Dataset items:
——

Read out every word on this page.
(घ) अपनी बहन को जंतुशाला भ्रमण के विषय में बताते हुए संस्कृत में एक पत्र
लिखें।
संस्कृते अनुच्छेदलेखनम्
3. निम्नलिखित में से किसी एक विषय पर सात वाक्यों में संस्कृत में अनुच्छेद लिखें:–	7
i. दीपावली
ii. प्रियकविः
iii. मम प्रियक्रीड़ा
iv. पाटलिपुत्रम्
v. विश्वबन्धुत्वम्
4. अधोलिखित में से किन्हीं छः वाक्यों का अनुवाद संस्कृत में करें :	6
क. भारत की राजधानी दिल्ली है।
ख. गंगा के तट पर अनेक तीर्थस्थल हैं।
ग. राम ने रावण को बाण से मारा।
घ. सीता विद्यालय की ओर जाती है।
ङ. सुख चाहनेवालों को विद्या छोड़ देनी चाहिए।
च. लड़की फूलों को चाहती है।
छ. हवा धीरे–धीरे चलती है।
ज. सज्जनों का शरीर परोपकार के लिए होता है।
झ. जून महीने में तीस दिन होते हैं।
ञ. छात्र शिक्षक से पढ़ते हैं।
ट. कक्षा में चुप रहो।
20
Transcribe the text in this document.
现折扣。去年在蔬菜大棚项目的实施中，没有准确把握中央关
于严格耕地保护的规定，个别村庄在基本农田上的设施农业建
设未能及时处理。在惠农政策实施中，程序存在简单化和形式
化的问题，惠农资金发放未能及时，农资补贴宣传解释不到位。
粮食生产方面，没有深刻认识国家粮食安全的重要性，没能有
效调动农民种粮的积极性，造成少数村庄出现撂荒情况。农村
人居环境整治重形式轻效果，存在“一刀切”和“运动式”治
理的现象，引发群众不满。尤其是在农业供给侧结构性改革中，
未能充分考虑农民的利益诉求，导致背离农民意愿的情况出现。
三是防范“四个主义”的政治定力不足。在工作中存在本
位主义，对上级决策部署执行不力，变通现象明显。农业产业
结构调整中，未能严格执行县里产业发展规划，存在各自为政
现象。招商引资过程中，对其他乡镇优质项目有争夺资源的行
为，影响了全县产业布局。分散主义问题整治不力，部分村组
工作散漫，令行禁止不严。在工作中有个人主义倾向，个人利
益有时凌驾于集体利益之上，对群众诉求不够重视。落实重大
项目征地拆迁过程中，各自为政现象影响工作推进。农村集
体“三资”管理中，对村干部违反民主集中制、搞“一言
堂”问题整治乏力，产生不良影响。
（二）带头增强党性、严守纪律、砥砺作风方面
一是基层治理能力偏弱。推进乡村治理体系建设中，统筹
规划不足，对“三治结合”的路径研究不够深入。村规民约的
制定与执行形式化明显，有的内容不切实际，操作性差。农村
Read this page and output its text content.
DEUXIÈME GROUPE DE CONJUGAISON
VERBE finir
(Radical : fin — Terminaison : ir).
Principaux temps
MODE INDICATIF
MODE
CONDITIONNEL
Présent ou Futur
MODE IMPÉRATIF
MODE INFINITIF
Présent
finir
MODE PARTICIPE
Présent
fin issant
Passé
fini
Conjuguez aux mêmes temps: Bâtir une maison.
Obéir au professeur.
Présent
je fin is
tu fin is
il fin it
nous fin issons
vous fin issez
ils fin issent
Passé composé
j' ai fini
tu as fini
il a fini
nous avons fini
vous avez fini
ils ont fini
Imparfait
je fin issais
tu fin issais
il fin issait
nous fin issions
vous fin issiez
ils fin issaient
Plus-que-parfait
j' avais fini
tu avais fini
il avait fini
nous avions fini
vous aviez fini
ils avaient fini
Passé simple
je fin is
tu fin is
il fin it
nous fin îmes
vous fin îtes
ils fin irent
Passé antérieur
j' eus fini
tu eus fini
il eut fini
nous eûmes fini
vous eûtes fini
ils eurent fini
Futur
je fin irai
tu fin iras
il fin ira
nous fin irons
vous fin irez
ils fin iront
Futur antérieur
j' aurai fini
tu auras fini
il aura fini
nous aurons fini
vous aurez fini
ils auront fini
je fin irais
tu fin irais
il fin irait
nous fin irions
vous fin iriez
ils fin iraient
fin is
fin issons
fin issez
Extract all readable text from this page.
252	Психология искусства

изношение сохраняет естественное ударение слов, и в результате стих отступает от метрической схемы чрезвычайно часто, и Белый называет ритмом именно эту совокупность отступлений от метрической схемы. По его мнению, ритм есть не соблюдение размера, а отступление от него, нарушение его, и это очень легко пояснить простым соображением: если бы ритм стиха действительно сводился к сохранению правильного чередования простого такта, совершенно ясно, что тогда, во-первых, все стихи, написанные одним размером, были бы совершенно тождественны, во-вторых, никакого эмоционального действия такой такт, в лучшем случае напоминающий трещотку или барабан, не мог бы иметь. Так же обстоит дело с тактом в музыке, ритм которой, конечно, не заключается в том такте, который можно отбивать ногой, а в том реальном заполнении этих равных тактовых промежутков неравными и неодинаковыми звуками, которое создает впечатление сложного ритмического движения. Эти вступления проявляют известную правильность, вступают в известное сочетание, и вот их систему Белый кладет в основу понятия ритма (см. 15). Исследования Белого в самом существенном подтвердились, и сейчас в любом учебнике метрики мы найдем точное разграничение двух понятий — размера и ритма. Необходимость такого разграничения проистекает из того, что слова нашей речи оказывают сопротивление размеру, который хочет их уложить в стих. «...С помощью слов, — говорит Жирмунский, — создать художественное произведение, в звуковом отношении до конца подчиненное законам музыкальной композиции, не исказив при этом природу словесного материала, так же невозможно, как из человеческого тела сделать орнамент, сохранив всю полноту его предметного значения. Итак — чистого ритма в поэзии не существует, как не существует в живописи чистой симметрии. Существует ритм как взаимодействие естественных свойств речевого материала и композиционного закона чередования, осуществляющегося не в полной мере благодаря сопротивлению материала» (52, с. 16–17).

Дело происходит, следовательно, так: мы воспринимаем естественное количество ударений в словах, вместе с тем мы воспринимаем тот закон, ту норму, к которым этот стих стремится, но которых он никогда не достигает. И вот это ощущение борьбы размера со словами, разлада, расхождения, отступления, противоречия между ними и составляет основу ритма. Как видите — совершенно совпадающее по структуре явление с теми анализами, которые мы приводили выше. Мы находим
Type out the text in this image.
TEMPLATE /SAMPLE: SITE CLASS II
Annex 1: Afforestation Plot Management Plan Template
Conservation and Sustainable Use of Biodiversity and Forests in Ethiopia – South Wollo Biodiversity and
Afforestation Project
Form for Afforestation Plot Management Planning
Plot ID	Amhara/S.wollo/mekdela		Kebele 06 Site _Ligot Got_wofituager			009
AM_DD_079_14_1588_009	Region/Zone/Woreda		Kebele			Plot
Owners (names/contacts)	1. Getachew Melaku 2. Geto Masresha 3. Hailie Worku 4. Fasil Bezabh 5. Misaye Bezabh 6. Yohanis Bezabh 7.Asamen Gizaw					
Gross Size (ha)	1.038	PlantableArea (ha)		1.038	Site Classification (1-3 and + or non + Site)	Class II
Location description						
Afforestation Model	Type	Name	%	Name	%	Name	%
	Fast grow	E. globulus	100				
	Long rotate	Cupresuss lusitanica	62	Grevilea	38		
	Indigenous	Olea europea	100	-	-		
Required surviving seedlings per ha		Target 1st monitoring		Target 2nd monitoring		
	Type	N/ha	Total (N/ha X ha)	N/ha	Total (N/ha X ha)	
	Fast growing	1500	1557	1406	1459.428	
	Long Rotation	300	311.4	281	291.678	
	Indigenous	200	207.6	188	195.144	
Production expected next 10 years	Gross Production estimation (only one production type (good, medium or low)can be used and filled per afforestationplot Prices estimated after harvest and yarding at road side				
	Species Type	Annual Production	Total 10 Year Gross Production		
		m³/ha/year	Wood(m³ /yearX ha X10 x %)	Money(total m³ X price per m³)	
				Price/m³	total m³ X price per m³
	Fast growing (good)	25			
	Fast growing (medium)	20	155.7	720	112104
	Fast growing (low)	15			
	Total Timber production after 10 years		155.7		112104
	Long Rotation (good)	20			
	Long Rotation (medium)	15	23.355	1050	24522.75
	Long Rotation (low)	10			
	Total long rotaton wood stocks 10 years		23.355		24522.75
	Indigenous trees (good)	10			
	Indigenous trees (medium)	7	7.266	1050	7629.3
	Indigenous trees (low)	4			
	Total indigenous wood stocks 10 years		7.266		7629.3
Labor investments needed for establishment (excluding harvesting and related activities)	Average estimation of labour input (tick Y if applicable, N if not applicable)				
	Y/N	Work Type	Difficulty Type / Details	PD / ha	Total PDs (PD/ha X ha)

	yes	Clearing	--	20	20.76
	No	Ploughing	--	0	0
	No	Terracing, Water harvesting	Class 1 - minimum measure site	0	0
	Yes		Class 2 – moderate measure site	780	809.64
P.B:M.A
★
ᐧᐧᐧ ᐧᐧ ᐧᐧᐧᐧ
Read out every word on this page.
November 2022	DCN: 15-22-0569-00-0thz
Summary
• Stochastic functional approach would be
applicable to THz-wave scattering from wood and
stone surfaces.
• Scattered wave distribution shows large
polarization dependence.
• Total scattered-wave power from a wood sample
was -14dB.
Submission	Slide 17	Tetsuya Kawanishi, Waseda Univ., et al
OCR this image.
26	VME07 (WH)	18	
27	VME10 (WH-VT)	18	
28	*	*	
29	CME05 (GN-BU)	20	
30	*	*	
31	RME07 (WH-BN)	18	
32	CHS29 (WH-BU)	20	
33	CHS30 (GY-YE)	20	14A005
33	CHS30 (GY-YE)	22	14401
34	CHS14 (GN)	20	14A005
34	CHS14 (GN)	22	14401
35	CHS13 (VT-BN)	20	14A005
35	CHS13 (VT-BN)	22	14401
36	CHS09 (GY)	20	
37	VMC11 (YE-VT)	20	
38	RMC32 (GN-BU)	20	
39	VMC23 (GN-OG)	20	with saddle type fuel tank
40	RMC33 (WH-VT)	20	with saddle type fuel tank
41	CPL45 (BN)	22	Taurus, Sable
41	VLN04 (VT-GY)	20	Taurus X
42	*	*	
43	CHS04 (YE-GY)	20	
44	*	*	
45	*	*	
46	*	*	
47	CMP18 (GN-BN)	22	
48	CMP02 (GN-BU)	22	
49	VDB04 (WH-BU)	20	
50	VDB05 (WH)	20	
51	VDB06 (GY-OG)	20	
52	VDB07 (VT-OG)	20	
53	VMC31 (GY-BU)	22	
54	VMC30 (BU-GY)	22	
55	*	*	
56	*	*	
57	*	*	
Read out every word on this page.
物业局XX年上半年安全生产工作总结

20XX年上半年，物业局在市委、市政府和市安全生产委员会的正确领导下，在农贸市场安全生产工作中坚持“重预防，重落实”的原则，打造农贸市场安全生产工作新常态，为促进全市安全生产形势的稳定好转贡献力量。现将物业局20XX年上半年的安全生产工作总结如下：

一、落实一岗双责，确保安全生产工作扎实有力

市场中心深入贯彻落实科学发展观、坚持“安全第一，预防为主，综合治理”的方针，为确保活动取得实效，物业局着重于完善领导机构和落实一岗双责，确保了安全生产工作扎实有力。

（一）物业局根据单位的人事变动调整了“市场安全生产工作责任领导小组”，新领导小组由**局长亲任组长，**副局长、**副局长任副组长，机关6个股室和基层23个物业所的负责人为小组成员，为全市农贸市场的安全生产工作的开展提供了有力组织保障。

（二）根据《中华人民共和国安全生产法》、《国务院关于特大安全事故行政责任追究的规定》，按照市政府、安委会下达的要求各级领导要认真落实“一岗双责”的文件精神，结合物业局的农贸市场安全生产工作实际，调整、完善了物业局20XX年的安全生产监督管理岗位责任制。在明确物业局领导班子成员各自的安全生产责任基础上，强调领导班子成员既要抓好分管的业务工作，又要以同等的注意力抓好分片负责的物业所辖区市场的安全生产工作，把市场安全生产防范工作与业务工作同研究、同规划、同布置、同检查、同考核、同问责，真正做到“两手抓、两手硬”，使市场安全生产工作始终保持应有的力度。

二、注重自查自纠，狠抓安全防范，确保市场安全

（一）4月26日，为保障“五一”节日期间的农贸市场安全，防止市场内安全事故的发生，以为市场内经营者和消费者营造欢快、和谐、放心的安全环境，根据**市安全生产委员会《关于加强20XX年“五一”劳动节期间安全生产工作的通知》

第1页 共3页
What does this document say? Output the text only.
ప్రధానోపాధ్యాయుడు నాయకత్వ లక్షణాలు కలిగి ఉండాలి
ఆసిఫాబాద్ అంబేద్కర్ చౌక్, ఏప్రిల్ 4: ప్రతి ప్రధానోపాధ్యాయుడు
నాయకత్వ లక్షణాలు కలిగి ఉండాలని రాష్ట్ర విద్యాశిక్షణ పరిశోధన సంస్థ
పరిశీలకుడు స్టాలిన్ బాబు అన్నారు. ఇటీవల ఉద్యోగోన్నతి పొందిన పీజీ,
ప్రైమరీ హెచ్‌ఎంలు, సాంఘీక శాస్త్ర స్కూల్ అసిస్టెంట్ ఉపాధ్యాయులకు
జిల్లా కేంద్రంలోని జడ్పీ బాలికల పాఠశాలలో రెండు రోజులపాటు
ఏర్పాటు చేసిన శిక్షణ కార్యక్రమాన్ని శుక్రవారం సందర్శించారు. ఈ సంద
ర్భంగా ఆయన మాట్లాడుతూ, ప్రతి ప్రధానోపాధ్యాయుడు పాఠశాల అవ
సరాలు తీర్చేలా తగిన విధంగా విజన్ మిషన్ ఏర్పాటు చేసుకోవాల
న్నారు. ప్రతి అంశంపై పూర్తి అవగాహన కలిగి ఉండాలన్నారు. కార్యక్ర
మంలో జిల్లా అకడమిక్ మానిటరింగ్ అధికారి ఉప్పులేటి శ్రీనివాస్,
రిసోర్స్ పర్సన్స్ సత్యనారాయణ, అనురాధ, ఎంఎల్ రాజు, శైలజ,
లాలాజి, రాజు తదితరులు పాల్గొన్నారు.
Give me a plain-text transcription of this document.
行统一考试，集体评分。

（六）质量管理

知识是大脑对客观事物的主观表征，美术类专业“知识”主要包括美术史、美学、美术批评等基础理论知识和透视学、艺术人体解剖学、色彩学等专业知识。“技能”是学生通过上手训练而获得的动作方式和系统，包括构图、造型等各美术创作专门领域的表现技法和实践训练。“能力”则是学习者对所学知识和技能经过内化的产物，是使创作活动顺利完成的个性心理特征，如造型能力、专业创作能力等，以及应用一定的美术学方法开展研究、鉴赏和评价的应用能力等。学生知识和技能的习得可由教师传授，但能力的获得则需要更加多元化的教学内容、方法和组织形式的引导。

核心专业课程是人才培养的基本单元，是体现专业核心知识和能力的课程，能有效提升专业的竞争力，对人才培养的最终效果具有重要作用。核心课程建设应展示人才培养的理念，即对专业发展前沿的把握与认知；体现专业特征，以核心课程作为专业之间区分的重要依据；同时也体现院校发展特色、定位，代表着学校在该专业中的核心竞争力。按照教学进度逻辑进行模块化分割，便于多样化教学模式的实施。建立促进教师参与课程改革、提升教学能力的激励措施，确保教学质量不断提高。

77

——

◆ INSTRUCTIONS FOR THE TASK
Starting with the line that contains "Give me a plain-text", return each line through the last one of the data above, exactly as written and nothing more.

◆ TASK RESPONSE
Give me a plain-text transcription of this document.
行统一考试，集体评分。

（六）质量管理

知识是大脑对客观事物的主观表征，美术类专业“知识”主要包括美术史、美学、美术批评等基础理论知识和透视学、艺术人体解剖学、色彩学等专业知识。“技能”是学生通过上手训练而获得的动作方式和系统，包括构图、造型等各美术创作专门领域的表现技法和实践训练。“能力”则是学习者对所学知识和技能经过内化的产物，是使创作活动顺利完成的个性心理特征，如造型能力、专业创作能力等，以及应用一定的美术学方法开展研究、鉴赏和评价的应用能力等。学生知识和技能的习得可由教师传授，但能力的获得则需要更加多元化的教学内容、方法和组织形式的引导。

核心专业课程是人才培养的基本单元，是体现专业核心知识和能力的课程，能有效提升专业的竞争力，对人才培养的最终效果具有重要作用。核心课程建设应展示人才培养的理念，即对专业发展前沿的把握与认知；体现专业特征，以核心课程作为专业之间区分的重要依据；同时也体现院校发展特色、定位，代表着学校在该专业中的核心竞争力。按照教学进度逻辑进行模块化分割，便于多样化教学模式的实施。建立促进教师参与课程改革、提升教学能力的激励措施，确保教学质量不断提高。

77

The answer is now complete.